§ Exercise: Your task is to retype each line of the data below exactly.

§ Material:
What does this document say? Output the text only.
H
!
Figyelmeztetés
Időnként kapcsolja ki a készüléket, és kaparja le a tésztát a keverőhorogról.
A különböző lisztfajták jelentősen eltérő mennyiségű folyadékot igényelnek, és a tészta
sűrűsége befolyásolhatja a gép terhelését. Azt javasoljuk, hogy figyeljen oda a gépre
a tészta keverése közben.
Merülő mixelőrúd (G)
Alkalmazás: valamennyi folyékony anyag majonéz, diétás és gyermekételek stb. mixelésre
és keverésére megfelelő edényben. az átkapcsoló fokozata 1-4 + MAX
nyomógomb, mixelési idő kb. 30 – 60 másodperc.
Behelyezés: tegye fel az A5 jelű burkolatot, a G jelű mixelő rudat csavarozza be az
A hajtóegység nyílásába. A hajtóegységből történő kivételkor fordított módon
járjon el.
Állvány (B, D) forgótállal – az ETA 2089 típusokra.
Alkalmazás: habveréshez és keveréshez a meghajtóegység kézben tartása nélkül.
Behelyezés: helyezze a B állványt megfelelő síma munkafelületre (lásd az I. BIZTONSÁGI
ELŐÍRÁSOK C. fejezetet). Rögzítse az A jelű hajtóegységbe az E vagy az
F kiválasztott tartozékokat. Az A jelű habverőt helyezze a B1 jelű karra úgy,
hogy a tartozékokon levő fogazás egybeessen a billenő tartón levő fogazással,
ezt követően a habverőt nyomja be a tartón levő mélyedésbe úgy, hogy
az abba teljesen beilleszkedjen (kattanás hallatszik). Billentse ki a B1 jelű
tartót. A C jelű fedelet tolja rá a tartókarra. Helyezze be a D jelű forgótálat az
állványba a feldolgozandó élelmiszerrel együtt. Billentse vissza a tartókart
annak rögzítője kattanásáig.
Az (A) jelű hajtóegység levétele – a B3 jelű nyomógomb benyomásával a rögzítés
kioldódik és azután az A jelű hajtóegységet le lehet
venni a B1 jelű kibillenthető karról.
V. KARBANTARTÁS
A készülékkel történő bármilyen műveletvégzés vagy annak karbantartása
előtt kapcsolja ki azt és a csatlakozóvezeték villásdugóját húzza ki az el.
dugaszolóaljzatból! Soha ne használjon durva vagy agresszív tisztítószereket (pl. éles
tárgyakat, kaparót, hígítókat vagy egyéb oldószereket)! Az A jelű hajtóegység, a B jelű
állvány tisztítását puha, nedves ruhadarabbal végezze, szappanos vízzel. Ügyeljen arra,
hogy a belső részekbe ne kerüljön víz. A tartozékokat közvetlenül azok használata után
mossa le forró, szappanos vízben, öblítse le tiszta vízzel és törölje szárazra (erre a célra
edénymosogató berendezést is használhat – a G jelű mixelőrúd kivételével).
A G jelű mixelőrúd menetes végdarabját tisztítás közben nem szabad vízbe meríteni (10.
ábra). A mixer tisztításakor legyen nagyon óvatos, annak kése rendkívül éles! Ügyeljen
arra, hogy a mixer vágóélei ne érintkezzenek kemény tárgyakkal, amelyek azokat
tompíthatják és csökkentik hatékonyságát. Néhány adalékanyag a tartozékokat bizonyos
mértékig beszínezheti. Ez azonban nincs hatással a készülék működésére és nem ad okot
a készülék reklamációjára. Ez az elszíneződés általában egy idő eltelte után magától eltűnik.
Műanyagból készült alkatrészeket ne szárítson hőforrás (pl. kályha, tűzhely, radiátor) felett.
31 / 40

§ Output below:
What does this document say? Output the text only.
H
!
Figyelmeztetés
Időnként kapcsolja ki a készüléket, és kaparja le a tésztát a keverőhorogról.
A különböző lisztfajták jelentősen eltérő mennyiségű folyadékot igényelnek, és a tészta
sűrűsége befolyásolhatja a gép terhelését. Azt javasoljuk, hogy figyeljen oda a gépre
a tészta keverése közben.
Merülő mixelőrúd (G)
Alkalmazás: valamennyi folyékony anyag majonéz, diétás és gyermekételek stb. mixelésre
és keverésére megfelelő edényben. az átkapcsoló fokozata 1-4 + MAX
nyomógomb, mixelési idő kb. 30 – 60 másodperc.
Behelyezés: tegye fel az A5 jelű burkolatot, a G jelű mixelő rudat csavarozza be az
A hajtóegység nyílásába. A hajtóegységből történő kivételkor fordított módon
járjon el.
Állvány (B, D) forgótállal – az ETA 2089 típusokra.
Alkalmazás: habveréshez és keveréshez a meghajtóegység kézben tartása nélkül.
Behelyezés: helyezze a B állványt megfelelő síma munkafelületre (lásd az I. BIZTONSÁGI
ELŐÍRÁSOK C. fejezetet). Rögzítse az A jelű hajtóegységbe az E vagy az
F kiválasztott tartozékokat. Az A jelű habverőt helyezze a B1 jelű karra úgy,
hogy a tartozékokon levő fogazás egybeessen a billenő tartón levő fogazással,
ezt követően a habverőt nyomja be a tartón levő mélyedésbe úgy, hogy
az abba teljesen beilleszkedjen (kattanás hallatszik). Billentse ki a B1 jelű
tartót. A C jelű fedelet tolja rá a tartókarra. Helyezze be a D jelű forgótálat az
állványba a feldolgozandó élelmiszerrel együtt. Billentse vissza a tartókart
annak rögzítője kattanásáig.
Az (A) jelű hajtóegység levétele – a B3 jelű nyomógomb benyomásával a rögzítés
kioldódik és azután az A jelű hajtóegységet le lehet
venni a B1 jelű kibillenthető karról.
V. KARBANTARTÁS
A készülékkel történő bármilyen műveletvégzés vagy annak karbantartása
előtt kapcsolja ki azt és a csatlakozóvezeték villásdugóját húzza ki az el.
dugaszolóaljzatból! Soha ne használjon durva vagy agresszív tisztítószereket (pl. éles
tárgyakat, kaparót, hígítókat vagy egyéb oldószereket)! Az A jelű hajtóegység, a B jelű
állvány tisztítását puha, nedves ruhadarabbal végezze, szappanos vízzel. Ügyeljen arra,
hogy a belső részekbe ne kerüljön víz. A tartozékokat közvetlenül azok használata után
mossa le forró, szappanos vízben, öblítse le tiszta vízzel és törölje szárazra (erre a célra
edénymosogató berendezést is használhat – a G jelű mixelőrúd kivételével).
A G jelű mixelőrúd menetes végdarabját tisztítás közben nem szabad vízbe meríteni (10.
ábra). A mixer tisztításakor legyen nagyon óvatos, annak kése rendkívül éles! Ügyeljen
arra, hogy a mixer vágóélei ne érintkezzenek kemény tárgyakkal, amelyek azokat
tompíthatják és csökkentik hatékonyságát. Néhány adalékanyag a tartozékokat bizonyos
mértékig beszínezheti. Ez azonban nincs hatással a készülék működésére és nem ad okot
a készülék reklamációjára. Ez az elszíneződés általában egy idő eltelte után magától eltűnik.
Műanyagból készült alkatrészeket ne szárítson hőforrás (pl. kályha, tűzhely, radiátor) felett.
31 / 40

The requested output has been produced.